## Challenge
Return every line below as is, leaving out the pictures.

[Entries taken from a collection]

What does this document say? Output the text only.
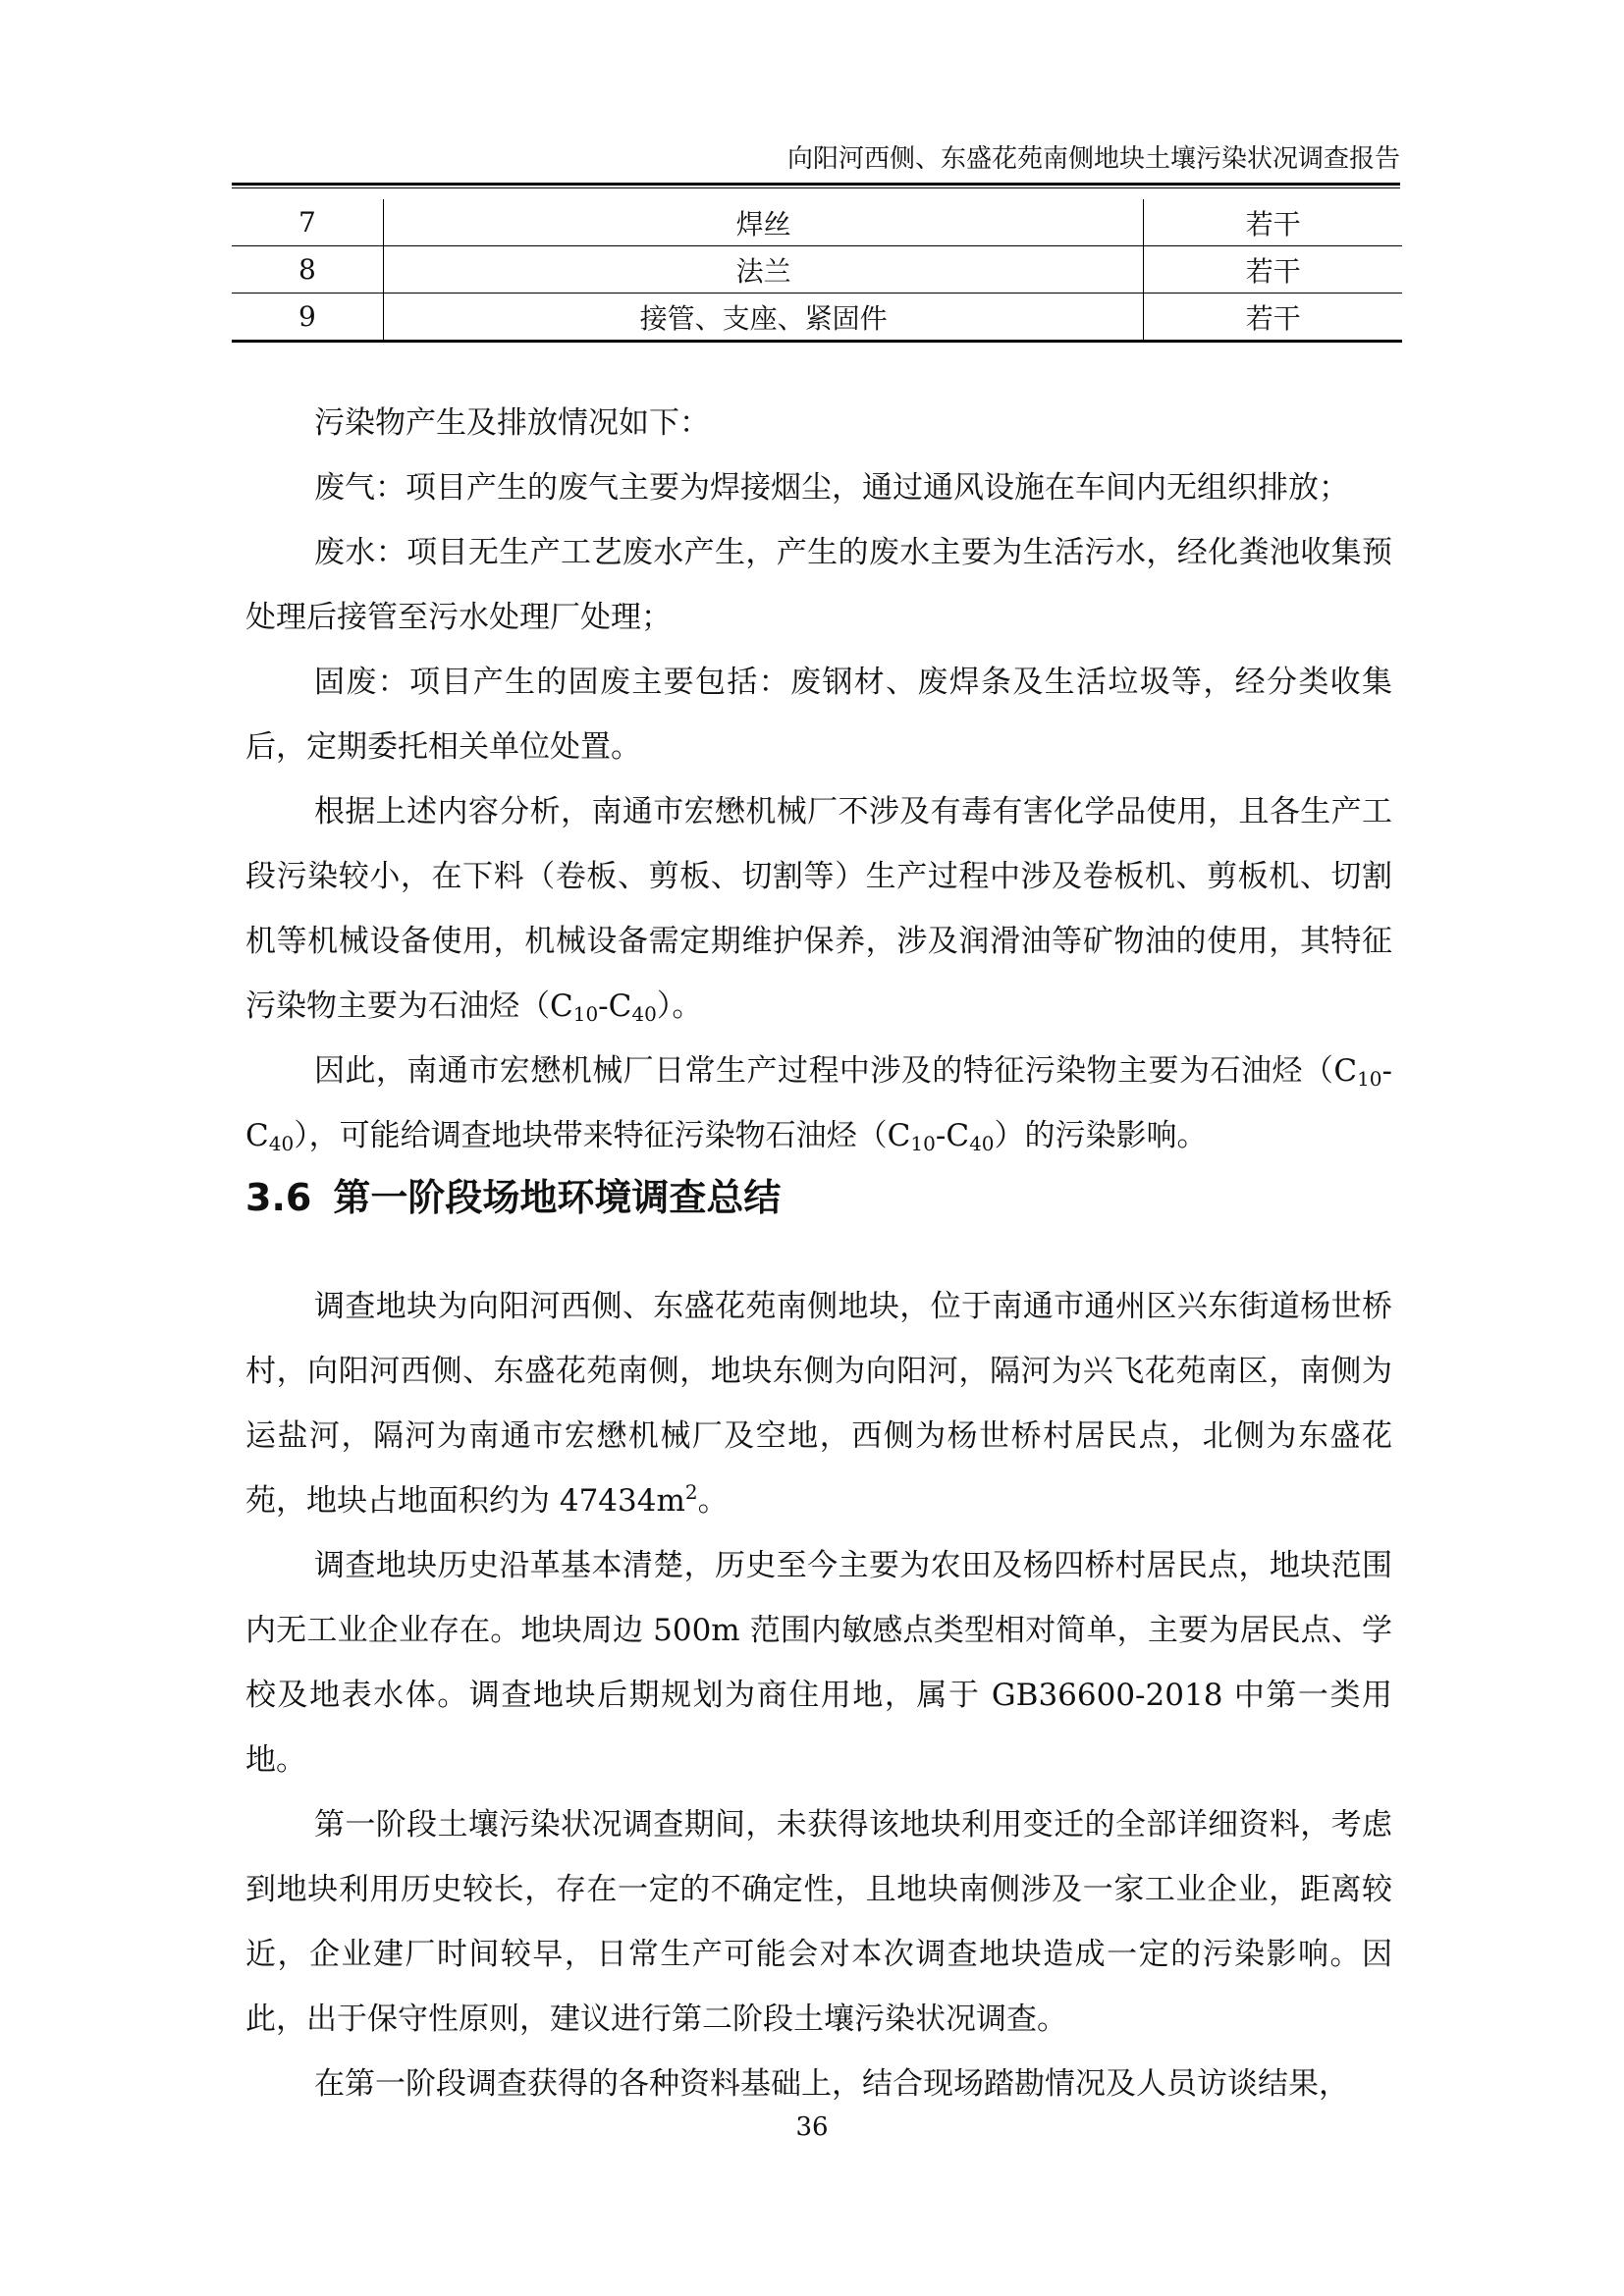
向阳河西侧、东盛花苑南侧地块土壤污染状况调查报告
7	焊丝	若干
8	法兰	若干
9	接管、支座、紧固件	若干

污染物产生及排放情况如下：

废气：项目产生的废气主要为焊接烟尘，通过通风设施在车间内无组织排放；

废水：项目无生产工艺废水产生，产生的废水主要为生活污水，经化粪池收集预处理后接管至污水处理厂处理；

固废：项目产生的固废主要包括：废钢材、废焊条及生活垃圾等，经分类收集后，定期委托相关单位处置。

根据上述内容分析，南通市宏懋机械厂不涉及有毒有害化学品使用，且各生产工段污染较小，在下料（卷板、剪板、切割等）生产过程中涉及卷板机、剪板机、切割机等机械设备使用，机械设备需定期维护保养，涉及润滑油等矿物油的使用，其特征污染物主要为石油烃$(C_{10}-C_{40})$。

因此，南通市宏懋机械厂日常生产过程中涉及的特征污染物主要为石油烃$(C_{10}-C_{40})$，可能给调查地块带来特征污染物石油烃$(C_{10}-C_{40})$的污染影响。

3.6 第一阶段场地环境调查总结

调查地块为向阳河西侧、东盛花苑南侧地块，位于南通市通州区兴东街道杨世桥村，向阳河西侧、东盛花苑南侧，地块东侧为向阳河，隔河为兴飞花苑南区，南侧为运盐河，隔河为南通市宏懋机械厂及空地，西侧为杨世桥村居民点，北侧为东盛花苑，地块占地面积约为 $47434m^2$。

调查地块历史沿革基本清楚，历史至今主要为农田及杨四桥村居民点，地块范围内无工业企业存在。地块周边 500m 范围内敏感点类型相对简单，主要为居民点、学校及地表水体。调查地块后期规划为商住用地，属于 GB36600-2018 中第一类用地。

第一阶段土壤污染状况调查期间，未获得该地块利用变迁的全部详细资料，考虑到地块利用历史较长，存在一定的不确定性，且地块南侧涉及一家工业企业，距离较近，企业建厂时间较早，日常生产可能会对本次调查地块造成一定的污染影响。因此，出于保守性原则，建议进行第二阶段土壤污染状况调查。

在第一阶段调查获得的各种资料基础上，结合现场踏勘情况及人员访谈结果，

36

## Full solution
What does this document say? Output the text only.
向阳河西侧、东盛花苑南侧地块土壤污染状况调查报告
7	焊丝	若干
8	法兰	若干
9	接管、支座、紧固件	若干

污染物产生及排放情况如下：

废气：项目产生的废气主要为焊接烟尘，通过通风设施在车间内无组织排放；

废水：项目无生产工艺废水产生，产生的废水主要为生活污水，经化粪池收集预处理后接管至污水处理厂处理；

固废：项目产生的固废主要包括：废钢材、废焊条及生活垃圾等，经分类收集后，定期委托相关单位处置。

根据上述内容分析，南通市宏懋机械厂不涉及有毒有害化学品使用，且各生产工段污染较小，在下料（卷板、剪板、切割等）生产过程中涉及卷板机、剪板机、切割机等机械设备使用，机械设备需定期维护保养，涉及润滑油等矿物油的使用，其特征污染物主要为石油烃$(C_{10}-C_{40})$。

因此，南通市宏懋机械厂日常生产过程中涉及的特征污染物主要为石油烃$(C_{10}-C_{40})$，可能给调查地块带来特征污染物石油烃$(C_{10}-C_{40})$的污染影响。

3.6 第一阶段场地环境调查总结

调查地块为向阳河西侧、东盛花苑南侧地块，位于南通市通州区兴东街道杨世桥村，向阳河西侧、东盛花苑南侧，地块东侧为向阳河，隔河为兴飞花苑南区，南侧为运盐河，隔河为南通市宏懋机械厂及空地，西侧为杨世桥村居民点，北侧为东盛花苑，地块占地面积约为 $47434m^2$。

调查地块历史沿革基本清楚，历史至今主要为农田及杨四桥村居民点，地块范围内无工业企业存在。地块周边 500m 范围内敏感点类型相对简单，主要为居民点、学校及地表水体。调查地块后期规划为商住用地，属于 GB36600-2018 中第一类用地。

第一阶段土壤污染状况调查期间，未获得该地块利用变迁的全部详细资料，考虑到地块利用历史较长，存在一定的不确定性，且地块南侧涉及一家工业企业，距离较近，企业建厂时间较早，日常生产可能会对本次调查地块造成一定的污染影响。因此，出于保守性原则，建议进行第二阶段土壤污染状况调查。

在第一阶段调查获得的各种资料基础上，结合现场踏勘情况及人员访谈结果，

36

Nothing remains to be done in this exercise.